Task instructions: Tell me how many lines hold "needs", please, using only the number.

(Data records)
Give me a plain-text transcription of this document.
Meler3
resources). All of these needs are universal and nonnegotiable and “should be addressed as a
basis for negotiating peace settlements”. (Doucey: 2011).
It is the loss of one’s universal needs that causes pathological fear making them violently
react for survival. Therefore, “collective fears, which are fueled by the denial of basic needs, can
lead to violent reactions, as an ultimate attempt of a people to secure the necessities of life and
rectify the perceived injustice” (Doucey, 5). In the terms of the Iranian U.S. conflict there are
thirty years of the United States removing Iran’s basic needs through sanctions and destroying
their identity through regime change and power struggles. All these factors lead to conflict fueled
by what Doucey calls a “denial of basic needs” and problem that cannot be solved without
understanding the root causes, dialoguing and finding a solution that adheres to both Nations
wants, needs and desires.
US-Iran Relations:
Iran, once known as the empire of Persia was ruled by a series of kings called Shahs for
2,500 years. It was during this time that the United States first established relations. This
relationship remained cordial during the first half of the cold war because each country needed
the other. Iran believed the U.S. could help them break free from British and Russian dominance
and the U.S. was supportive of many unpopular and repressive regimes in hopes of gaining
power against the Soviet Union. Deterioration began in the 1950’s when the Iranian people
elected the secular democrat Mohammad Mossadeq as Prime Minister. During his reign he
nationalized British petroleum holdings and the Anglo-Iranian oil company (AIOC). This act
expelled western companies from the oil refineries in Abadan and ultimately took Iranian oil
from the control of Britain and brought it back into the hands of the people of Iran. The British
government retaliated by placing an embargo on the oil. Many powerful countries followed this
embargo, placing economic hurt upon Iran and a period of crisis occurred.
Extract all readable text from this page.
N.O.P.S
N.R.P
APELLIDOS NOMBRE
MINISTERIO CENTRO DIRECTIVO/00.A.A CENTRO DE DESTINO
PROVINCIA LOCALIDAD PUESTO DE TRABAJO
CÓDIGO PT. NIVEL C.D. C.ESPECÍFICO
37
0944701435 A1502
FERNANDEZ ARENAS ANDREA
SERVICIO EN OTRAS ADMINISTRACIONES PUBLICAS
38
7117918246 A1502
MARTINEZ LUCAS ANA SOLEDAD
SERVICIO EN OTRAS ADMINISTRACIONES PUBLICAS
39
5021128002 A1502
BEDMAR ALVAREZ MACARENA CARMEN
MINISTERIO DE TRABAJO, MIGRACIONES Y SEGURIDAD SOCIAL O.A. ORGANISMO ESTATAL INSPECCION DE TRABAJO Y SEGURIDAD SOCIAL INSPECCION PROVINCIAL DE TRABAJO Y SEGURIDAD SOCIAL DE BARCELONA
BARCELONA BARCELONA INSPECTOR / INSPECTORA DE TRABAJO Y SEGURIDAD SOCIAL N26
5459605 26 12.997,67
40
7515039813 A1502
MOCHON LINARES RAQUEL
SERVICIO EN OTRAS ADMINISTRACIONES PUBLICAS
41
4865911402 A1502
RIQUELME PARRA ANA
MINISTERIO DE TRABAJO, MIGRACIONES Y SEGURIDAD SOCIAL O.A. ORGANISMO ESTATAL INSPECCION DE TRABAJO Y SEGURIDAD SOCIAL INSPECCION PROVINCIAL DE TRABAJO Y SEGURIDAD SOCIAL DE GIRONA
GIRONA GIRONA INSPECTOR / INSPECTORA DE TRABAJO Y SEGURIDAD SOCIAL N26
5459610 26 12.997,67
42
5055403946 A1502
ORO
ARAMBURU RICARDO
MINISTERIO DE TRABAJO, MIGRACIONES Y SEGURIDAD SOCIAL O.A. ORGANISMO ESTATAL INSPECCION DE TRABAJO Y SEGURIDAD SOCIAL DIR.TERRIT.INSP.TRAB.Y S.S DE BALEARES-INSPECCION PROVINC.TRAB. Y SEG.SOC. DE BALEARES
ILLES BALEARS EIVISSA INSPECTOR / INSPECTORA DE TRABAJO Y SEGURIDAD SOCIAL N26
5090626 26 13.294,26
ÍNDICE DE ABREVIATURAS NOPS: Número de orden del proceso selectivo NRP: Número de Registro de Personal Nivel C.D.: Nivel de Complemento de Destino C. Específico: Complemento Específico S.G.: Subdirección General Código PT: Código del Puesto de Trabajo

Exercise output: 6